╭──
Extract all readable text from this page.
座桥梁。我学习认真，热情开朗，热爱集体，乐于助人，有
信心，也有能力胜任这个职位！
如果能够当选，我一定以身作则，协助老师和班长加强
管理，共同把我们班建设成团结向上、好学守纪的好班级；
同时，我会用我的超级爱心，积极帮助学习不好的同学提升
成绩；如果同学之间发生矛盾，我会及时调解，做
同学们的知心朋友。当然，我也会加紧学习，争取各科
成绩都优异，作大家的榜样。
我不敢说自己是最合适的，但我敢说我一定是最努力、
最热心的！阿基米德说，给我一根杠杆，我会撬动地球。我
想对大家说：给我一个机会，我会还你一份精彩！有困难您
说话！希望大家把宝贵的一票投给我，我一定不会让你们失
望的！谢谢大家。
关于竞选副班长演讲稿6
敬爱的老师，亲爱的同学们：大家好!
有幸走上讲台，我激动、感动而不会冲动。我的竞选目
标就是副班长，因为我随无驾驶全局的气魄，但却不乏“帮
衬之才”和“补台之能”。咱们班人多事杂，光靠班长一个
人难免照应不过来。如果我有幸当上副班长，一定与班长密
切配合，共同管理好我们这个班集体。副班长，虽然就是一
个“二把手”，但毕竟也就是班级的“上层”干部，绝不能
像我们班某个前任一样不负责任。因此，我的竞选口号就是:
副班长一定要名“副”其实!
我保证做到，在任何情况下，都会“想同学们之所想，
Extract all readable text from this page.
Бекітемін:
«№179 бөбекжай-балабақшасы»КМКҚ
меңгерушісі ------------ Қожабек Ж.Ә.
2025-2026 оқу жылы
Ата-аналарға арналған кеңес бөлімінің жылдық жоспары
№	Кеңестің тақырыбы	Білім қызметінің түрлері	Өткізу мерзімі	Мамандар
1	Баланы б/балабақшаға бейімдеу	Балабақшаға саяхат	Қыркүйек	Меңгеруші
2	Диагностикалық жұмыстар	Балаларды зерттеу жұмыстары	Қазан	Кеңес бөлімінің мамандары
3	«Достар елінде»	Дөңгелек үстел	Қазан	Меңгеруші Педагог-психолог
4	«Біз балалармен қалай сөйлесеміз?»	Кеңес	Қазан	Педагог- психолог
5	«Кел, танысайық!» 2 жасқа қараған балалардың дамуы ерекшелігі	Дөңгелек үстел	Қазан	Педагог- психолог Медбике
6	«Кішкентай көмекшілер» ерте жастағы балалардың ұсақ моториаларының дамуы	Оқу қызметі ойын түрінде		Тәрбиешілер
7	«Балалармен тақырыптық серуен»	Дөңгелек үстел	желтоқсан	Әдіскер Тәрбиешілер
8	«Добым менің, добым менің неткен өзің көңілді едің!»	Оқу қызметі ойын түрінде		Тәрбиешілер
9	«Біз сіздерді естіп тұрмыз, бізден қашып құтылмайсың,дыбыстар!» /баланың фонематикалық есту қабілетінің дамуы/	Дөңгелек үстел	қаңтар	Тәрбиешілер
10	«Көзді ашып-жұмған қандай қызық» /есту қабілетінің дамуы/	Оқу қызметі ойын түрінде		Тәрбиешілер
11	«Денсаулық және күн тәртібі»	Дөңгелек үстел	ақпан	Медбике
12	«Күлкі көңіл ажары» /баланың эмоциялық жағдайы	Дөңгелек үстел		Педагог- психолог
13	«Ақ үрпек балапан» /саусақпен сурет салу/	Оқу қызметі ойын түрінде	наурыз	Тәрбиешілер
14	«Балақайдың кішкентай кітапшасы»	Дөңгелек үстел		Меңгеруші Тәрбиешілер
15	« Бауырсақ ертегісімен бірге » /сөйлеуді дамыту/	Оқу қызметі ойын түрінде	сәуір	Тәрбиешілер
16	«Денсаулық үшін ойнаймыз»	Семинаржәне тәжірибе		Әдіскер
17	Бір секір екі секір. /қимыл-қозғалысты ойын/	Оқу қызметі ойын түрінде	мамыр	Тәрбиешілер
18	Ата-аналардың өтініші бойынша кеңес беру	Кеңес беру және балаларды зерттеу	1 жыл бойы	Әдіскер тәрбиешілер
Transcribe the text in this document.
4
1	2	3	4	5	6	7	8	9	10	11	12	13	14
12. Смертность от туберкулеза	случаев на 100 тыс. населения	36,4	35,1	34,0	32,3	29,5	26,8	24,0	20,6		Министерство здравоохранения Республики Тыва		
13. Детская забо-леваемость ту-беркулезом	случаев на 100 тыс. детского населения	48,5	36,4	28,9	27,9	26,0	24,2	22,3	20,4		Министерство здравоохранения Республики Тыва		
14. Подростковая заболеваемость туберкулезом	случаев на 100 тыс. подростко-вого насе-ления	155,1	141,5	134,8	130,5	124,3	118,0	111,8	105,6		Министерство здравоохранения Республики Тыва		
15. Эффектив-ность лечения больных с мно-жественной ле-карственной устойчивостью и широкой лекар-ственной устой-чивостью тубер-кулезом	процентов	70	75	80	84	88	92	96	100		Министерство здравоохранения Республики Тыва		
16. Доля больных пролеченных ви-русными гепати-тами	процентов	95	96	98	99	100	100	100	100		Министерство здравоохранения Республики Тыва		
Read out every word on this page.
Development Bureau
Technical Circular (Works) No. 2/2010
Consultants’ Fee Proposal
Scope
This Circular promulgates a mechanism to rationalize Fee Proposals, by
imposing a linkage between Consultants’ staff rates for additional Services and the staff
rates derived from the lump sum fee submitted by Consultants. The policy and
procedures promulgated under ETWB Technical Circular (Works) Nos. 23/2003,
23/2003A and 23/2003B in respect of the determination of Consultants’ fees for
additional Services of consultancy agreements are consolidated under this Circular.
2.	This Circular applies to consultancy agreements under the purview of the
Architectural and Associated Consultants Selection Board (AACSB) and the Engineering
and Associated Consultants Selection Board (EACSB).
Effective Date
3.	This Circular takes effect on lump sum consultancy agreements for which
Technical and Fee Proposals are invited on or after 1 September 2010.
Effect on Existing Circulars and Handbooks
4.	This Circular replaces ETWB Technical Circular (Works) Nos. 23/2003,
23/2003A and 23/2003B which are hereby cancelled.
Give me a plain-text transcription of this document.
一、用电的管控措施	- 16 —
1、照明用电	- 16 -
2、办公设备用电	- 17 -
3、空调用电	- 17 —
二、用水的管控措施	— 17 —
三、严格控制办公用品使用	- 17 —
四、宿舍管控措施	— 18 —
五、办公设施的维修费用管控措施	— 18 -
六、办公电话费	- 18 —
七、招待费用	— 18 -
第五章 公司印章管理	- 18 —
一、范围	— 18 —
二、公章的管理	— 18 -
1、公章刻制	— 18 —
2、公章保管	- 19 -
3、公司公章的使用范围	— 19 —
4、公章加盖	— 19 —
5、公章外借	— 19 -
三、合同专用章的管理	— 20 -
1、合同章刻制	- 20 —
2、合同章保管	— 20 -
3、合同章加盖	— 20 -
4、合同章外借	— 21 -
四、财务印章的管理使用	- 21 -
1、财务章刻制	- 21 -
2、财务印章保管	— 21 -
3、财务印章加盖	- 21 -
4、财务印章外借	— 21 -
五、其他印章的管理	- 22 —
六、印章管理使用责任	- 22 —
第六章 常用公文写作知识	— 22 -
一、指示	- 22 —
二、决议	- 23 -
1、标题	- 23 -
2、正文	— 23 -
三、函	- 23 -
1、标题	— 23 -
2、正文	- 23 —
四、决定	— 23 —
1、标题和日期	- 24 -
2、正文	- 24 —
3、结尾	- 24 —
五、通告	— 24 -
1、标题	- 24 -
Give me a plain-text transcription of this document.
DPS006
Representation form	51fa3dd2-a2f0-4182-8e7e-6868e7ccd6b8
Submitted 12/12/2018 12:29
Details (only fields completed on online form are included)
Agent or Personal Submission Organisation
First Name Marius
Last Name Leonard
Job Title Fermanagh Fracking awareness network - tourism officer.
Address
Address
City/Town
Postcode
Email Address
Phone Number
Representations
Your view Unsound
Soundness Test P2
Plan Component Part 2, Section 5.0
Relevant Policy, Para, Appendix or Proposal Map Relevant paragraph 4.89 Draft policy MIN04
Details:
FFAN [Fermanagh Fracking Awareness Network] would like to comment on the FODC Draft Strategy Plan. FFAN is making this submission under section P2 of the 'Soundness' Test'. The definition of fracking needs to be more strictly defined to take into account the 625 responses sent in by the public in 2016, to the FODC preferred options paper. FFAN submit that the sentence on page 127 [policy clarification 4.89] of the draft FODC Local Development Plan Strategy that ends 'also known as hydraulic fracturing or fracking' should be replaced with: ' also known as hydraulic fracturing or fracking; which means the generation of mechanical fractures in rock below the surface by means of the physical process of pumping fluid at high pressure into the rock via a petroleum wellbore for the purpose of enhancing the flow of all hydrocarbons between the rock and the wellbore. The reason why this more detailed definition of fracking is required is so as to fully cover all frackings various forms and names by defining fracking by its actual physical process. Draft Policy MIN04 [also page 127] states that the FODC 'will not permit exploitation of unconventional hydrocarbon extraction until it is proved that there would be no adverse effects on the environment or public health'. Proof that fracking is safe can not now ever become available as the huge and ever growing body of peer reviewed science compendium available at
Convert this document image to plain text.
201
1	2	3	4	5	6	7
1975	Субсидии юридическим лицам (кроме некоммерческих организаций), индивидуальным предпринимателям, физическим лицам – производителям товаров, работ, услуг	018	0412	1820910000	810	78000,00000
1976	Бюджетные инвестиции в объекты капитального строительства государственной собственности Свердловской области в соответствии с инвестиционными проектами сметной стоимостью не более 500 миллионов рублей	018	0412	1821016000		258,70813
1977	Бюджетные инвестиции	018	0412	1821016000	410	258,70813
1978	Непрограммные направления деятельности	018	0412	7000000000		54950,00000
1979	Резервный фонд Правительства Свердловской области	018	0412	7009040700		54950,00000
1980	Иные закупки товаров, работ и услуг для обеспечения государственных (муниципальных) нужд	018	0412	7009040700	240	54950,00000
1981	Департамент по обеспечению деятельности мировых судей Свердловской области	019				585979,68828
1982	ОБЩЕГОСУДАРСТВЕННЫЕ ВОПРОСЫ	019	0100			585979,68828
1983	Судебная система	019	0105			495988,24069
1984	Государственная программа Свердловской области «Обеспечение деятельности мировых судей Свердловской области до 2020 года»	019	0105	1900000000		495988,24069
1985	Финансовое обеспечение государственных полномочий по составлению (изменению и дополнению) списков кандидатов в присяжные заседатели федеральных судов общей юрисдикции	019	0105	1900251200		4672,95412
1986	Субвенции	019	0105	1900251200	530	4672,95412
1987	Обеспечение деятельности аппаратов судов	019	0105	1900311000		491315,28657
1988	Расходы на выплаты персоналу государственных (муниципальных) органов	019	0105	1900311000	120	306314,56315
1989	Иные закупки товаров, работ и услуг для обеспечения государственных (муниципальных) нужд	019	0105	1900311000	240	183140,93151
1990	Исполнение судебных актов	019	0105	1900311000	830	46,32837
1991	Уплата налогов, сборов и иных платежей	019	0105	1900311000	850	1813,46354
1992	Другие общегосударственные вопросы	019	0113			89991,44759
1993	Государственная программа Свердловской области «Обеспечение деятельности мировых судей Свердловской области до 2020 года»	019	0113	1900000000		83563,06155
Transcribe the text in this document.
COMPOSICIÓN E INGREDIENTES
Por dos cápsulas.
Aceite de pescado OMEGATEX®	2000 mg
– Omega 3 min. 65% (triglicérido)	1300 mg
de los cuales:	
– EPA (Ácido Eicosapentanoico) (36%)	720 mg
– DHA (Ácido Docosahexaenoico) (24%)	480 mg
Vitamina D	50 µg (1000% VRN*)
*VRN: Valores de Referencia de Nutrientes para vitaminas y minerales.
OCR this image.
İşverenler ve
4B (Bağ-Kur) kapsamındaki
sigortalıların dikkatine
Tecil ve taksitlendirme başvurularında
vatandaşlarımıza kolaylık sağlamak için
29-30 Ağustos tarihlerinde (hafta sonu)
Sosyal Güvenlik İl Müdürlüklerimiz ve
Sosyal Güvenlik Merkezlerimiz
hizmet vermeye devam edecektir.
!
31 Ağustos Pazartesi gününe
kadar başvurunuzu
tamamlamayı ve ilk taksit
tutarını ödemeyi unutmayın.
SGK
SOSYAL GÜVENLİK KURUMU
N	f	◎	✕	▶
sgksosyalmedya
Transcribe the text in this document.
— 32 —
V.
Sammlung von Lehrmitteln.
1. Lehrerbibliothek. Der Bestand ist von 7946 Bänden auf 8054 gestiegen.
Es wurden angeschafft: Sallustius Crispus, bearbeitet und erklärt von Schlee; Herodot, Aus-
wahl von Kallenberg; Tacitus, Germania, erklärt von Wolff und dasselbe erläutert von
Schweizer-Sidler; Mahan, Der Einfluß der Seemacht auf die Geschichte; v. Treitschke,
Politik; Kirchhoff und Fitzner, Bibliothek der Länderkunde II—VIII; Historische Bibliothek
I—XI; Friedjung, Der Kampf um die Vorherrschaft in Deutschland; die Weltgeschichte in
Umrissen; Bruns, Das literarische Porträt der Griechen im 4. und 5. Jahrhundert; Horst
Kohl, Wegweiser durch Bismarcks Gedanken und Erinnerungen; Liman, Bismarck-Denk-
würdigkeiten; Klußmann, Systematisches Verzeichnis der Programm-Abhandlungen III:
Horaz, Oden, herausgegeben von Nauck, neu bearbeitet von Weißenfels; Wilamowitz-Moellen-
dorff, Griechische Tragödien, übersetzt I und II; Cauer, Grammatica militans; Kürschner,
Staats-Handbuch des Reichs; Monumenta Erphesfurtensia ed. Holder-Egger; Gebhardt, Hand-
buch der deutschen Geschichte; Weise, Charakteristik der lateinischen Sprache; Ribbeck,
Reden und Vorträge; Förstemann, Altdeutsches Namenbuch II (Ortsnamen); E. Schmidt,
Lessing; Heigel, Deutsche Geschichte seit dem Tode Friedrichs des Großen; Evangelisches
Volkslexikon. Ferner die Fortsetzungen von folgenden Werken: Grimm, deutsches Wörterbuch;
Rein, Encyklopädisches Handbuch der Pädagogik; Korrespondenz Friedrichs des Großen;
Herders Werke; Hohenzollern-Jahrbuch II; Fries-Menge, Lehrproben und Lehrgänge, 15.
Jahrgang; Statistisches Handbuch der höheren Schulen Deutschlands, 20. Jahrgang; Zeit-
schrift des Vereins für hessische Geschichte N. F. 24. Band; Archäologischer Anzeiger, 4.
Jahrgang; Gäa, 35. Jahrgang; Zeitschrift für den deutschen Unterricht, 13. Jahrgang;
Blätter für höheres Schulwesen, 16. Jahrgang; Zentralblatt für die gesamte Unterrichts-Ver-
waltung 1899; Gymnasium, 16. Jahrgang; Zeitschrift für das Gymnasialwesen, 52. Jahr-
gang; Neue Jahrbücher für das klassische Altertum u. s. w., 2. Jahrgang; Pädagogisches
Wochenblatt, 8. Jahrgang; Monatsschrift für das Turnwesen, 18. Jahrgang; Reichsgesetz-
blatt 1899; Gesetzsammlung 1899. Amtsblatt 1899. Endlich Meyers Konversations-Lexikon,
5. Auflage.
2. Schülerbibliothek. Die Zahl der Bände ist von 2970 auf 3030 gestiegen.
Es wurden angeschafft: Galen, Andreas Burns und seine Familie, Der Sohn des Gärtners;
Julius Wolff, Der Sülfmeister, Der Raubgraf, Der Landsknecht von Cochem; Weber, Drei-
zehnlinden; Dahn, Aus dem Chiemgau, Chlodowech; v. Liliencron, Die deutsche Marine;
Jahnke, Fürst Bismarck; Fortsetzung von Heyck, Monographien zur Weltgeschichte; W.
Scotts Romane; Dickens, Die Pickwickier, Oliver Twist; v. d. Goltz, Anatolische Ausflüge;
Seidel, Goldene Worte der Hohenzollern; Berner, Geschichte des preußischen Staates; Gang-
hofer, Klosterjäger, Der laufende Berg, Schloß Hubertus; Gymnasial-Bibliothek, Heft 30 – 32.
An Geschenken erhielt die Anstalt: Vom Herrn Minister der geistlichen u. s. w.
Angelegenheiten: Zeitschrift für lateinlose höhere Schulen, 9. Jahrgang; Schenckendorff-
╰──
WRITTEN EXERCISE: Which lines of the data above contain "additional"? Copy each one.

FULL OUTPUT:
imposing a linkage between Consultants’ staff rates for additional Services and the staff
additional Services of consultancy agreements are consolidated under this Circular.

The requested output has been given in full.